Dataset listings of figures:
# # # # # # #

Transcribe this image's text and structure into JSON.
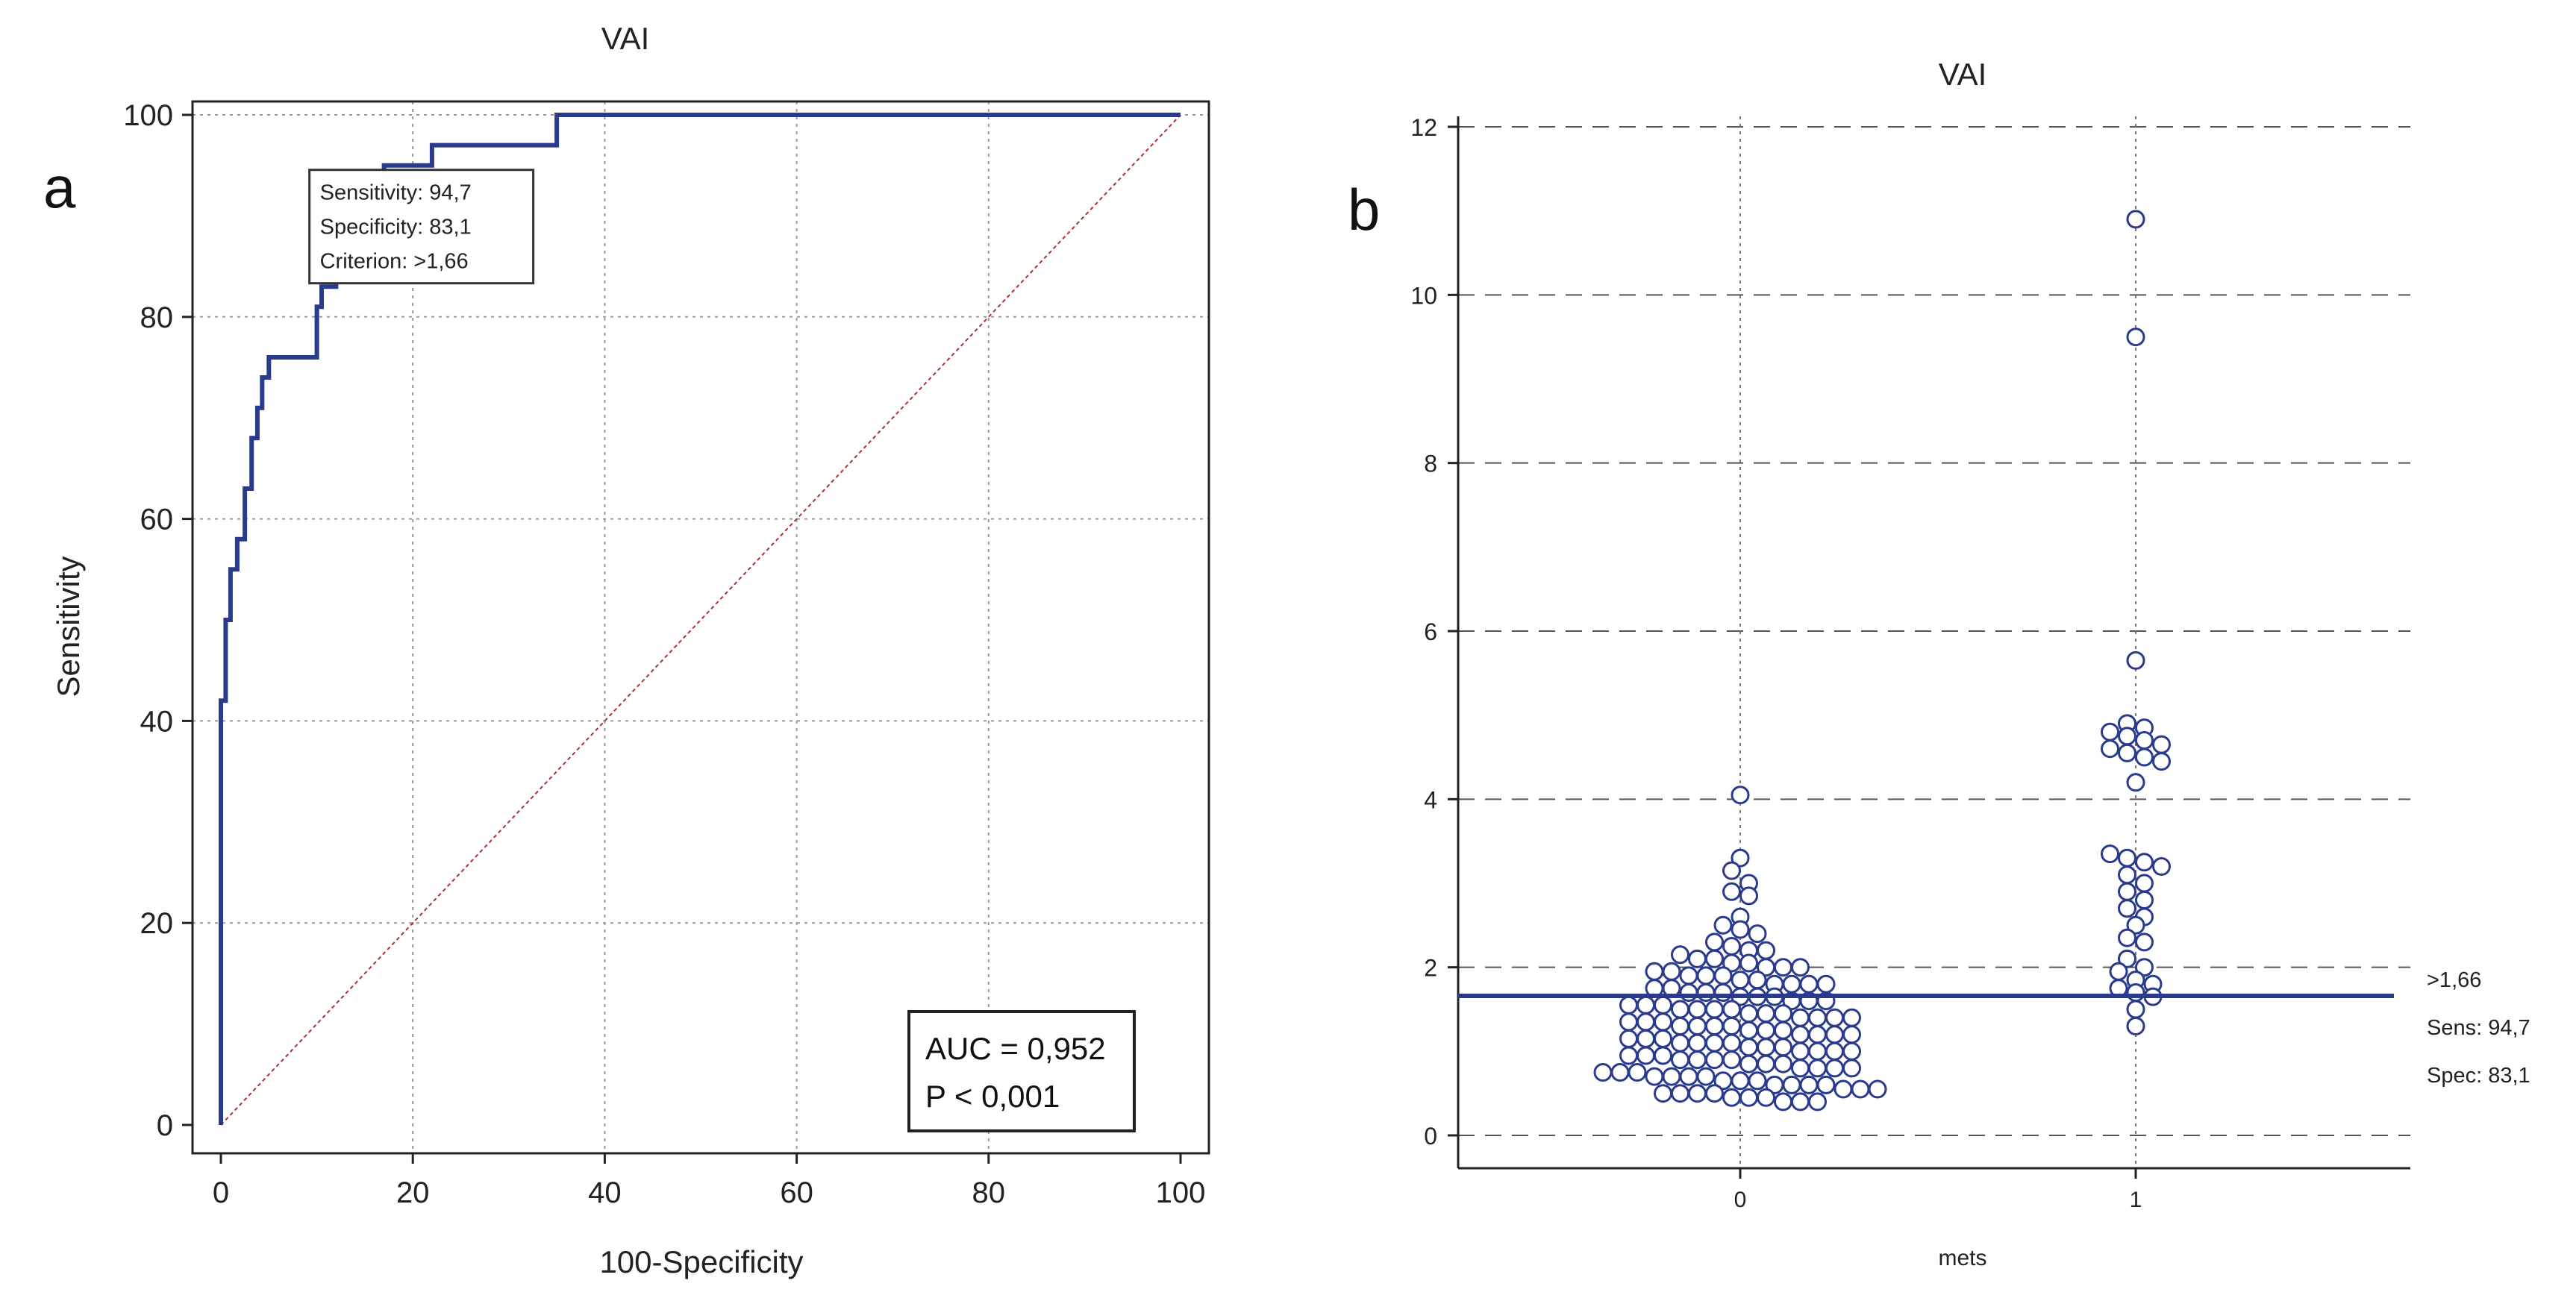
{
  "chart_data": [
    {
      "panel_label": "a",
      "type": "line",
      "title": "VAI",
      "xlabel": "100-Specificity",
      "ylabel": "Sensitivity",
      "xlim": [
        0,
        100
      ],
      "ylim": [
        0,
        100
      ],
      "xticks": [
        "0",
        "20",
        "40",
        "60",
        "80",
        "100"
      ],
      "yticks": [
        "0",
        "20",
        "40",
        "60",
        "80",
        "100"
      ],
      "grid": true,
      "roc": {
        "x": [
          0,
          0,
          0.5,
          0.5,
          1,
          1,
          1.7,
          1.7,
          2.5,
          2.5,
          3.2,
          3.2,
          3.8,
          3.8,
          4.3,
          4.3,
          5,
          5,
          10,
          10,
          10.5,
          10.5,
          12,
          12,
          13,
          13,
          14.5,
          14.5,
          15.2,
          15.2,
          16,
          16,
          17,
          17,
          22,
          22,
          35,
          35,
          100
        ],
        "y": [
          0,
          42,
          42,
          50,
          50,
          55,
          55,
          58,
          58,
          63,
          63,
          68,
          68,
          71,
          71,
          74,
          74,
          76,
          76,
          81,
          81,
          83,
          83,
          86,
          86,
          87,
          87,
          89,
          89,
          91,
          91,
          93,
          93,
          95,
          95,
          97,
          97,
          100,
          100
        ]
      },
      "reference_line": {
        "x": [
          0,
          100
        ],
        "y": [
          0,
          100
        ]
      },
      "criterion_box": {
        "lines": [
          "Sensitivity: 94,7",
          "Specificity: 83,1",
          "Criterion: >1,66"
        ],
        "anchor": [
          17,
          95
        ]
      },
      "stats_box": {
        "lines": [
          "AUC = 0,952",
          "P < 0,001"
        ],
        "placement": "bottom-right"
      }
    },
    {
      "panel_label": "b",
      "type": "scatter",
      "title": "VAI",
      "xlabel": "mets",
      "ylabel": "",
      "categories": [
        "0",
        "1"
      ],
      "ylim": [
        0,
        12
      ],
      "yticks": [
        "0",
        "2",
        "4",
        "6",
        "8",
        "10",
        "12"
      ],
      "grid": true,
      "cutoff": {
        "value": 1.66,
        "labels": [
          ">1,66",
          "Sens: 94,7",
          "Spec: 83,1"
        ]
      },
      "series": [
        {
          "category": "0",
          "values": [
            4.05,
            3.3,
            3.15,
            3.0,
            2.9,
            2.85,
            2.6,
            2.5,
            2.45,
            2.4,
            2.3,
            2.25,
            2.2,
            2.2,
            2.15,
            2.1,
            2.1,
            2.05,
            2.05,
            2.0,
            2.0,
            2.0,
            1.95,
            1.95,
            1.9,
            1.9,
            1.9,
            1.85,
            1.85,
            1.8,
            1.8,
            1.8,
            1.8,
            1.75,
            1.75,
            1.7,
            1.7,
            1.7,
            1.65,
            1.65,
            1.65,
            1.6,
            1.6,
            1.6,
            1.55,
            1.55,
            1.55,
            1.5,
            1.5,
            1.5,
            1.5,
            1.45,
            1.45,
            1.45,
            1.4,
            1.4,
            1.4,
            1.4,
            1.35,
            1.35,
            1.35,
            1.3,
            1.3,
            1.3,
            1.3,
            1.25,
            1.25,
            1.25,
            1.2,
            1.2,
            1.2,
            1.2,
            1.15,
            1.15,
            1.15,
            1.1,
            1.1,
            1.1,
            1.1,
            1.05,
            1.05,
            1.05,
            1.0,
            1.0,
            1.0,
            1.0,
            0.95,
            0.95,
            0.95,
            0.9,
            0.9,
            0.9,
            0.9,
            0.85,
            0.85,
            0.85,
            0.8,
            0.8,
            0.8,
            0.8,
            0.75,
            0.75,
            0.75,
            0.7,
            0.7,
            0.7,
            0.7,
            0.65,
            0.65,
            0.65,
            0.6,
            0.6,
            0.6,
            0.6,
            0.55,
            0.55,
            0.55,
            0.5,
            0.5,
            0.5,
            0.5,
            0.45,
            0.45,
            0.45,
            0.4,
            0.4,
            0.4
          ]
        },
        {
          "category": "1",
          "values": [
            10.9,
            9.5,
            5.65,
            4.9,
            4.85,
            4.8,
            4.75,
            4.7,
            4.65,
            4.6,
            4.55,
            4.5,
            4.45,
            4.2,
            3.35,
            3.3,
            3.25,
            3.2,
            3.1,
            3.0,
            2.9,
            2.8,
            2.7,
            2.6,
            2.5,
            2.35,
            2.3,
            2.1,
            2.0,
            1.95,
            1.85,
            1.8,
            1.75,
            1.7,
            1.65,
            1.5,
            1.3
          ]
        }
      ]
    }
  ]
}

# # # # # # #

What you have to do: Set down the material exactly, every line of it, except for the pictures.

Solution to the exercise:
Transcribe this image's text and structure into JSON.
{
  "chart_data": [
    {
      "panel_label": "a",
      "type": "line",
      "title": "VAI",
      "xlabel": "100-Specificity",
      "ylabel": "Sensitivity",
      "xlim": [
        0,
        100
      ],
      "ylim": [
        0,
        100
      ],
      "xticks": [
        "0",
        "20",
        "40",
        "60",
        "80",
        "100"
      ],
      "yticks": [
        "0",
        "20",
        "40",
        "60",
        "80",
        "100"
      ],
      "grid": true,
      "roc": {
        "x": [
          0,
          0,
          0.5,
          0.5,
          1,
          1,
          1.7,
          1.7,
          2.5,
          2.5,
          3.2,
          3.2,
          3.8,
          3.8,
          4.3,
          4.3,
          5,
          5,
          10,
          10,
          10.5,
          10.5,
          12,
          12,
          13,
          13,
          14.5,
          14.5,
          15.2,
          15.2,
          16,
          16,
          17,
          17,
          22,
          22,
          35,
          35,
          100
        ],
        "y": [
          0,
          42,
          42,
          50,
          50,
          55,
          55,
          58,
          58,
          63,
          63,
          68,
          68,
          71,
          71,
          74,
          74,
          76,
          76,
          81,
          81,
          83,
          83,
          86,
          86,
          87,
          87,
          89,
          89,
          91,
          91,
          93,
          93,
          95,
          95,
          97,
          97,
          100,
          100
        ]
      },
      "reference_line": {
        "x": [
          0,
          100
        ],
        "y": [
          0,
          100
        ]
      },
      "criterion_box": {
        "lines": [
          "Sensitivity: 94,7",
          "Specificity: 83,1",
          "Criterion: >1,66"
        ],
        "anchor": [
          17,
          95
        ]
      },
      "stats_box": {
        "lines": [
          "AUC = 0,952",
          "P < 0,001"
        ],
        "placement": "bottom-right"
      }
    },
    {
      "panel_label": "b",
      "type": "scatter",
      "title": "VAI",
      "xlabel": "mets",
      "ylabel": "",
      "categories": [
        "0",
        "1"
      ],
      "ylim": [
        0,
        12
      ],
      "yticks": [
        "0",
        "2",
        "4",
        "6",
        "8",
        "10",
        "12"
      ],
      "grid": true,
      "cutoff": {
        "value": 1.66,
        "labels": [
          ">1,66",
          "Sens: 94,7",
          "Spec: 83,1"
        ]
      },
      "series": [
        {
          "category": "0",
          "values": [
            4.05,
            3.3,
            3.15,
            3.0,
            2.9,
            2.85,
            2.6,
            2.5,
            2.45,
            2.4,
            2.3,
            2.25,
            2.2,
            2.2,
            2.15,
            2.1,
            2.1,
            2.05,
            2.05,
            2.0,
            2.0,
            2.0,
            1.95,
            1.95,
            1.9,
            1.9,
            1.9,
            1.85,
            1.85,
            1.8,
            1.8,
            1.8,
            1.8,
            1.75,
            1.75,
            1.7,
            1.7,
            1.7,
            1.65,
            1.65,
            1.65,
            1.6,
            1.6,
            1.6,
            1.55,
            1.55,
            1.55,
            1.5,
            1.5,
            1.5,
            1.5,
            1.45,
            1.45,
            1.45,
            1.4,
            1.4,
            1.4,
            1.4,
            1.35,
            1.35,
            1.35,
            1.3,
            1.3,
            1.3,
            1.3,
            1.25,
            1.25,
            1.25,
            1.2,
            1.2,
            1.2,
            1.2,
            1.15,
            1.15,
            1.15,
            1.1,
            1.1,
            1.1,
            1.1,
            1.05,
            1.05,
            1.05,
            1.0,
            1.0,
            1.0,
            1.0,
            0.95,
            0.95,
            0.95,
            0.9,
            0.9,
            0.9,
            0.9,
            0.85,
            0.85,
            0.85,
            0.8,
            0.8,
            0.8,
            0.8,
            0.75,
            0.75,
            0.75,
            0.7,
            0.7,
            0.7,
            0.7,
            0.65,
            0.65,
            0.65,
            0.6,
            0.6,
            0.6,
            0.6,
            0.55,
            0.55,
            0.55,
            0.5,
            0.5,
            0.5,
            0.5,
            0.45,
            0.45,
            0.45,
            0.4,
            0.4,
            0.4
          ]
        },
        {
          "category": "1",
          "values": [
            10.9,
            9.5,
            5.65,
            4.9,
            4.85,
            4.8,
            4.75,
            4.7,
            4.65,
            4.6,
            4.55,
            4.5,
            4.45,
            4.2,
            3.35,
            3.3,
            3.25,
            3.2,
            3.1,
            3.0,
            2.9,
            2.8,
            2.7,
            2.6,
            2.5,
            2.35,
            2.3,
            2.1,
            2.0,
            1.95,
            1.85,
            1.8,
            1.75,
            1.7,
            1.65,
            1.5,
            1.3
          ]
        }
      ]
    }
  ]
}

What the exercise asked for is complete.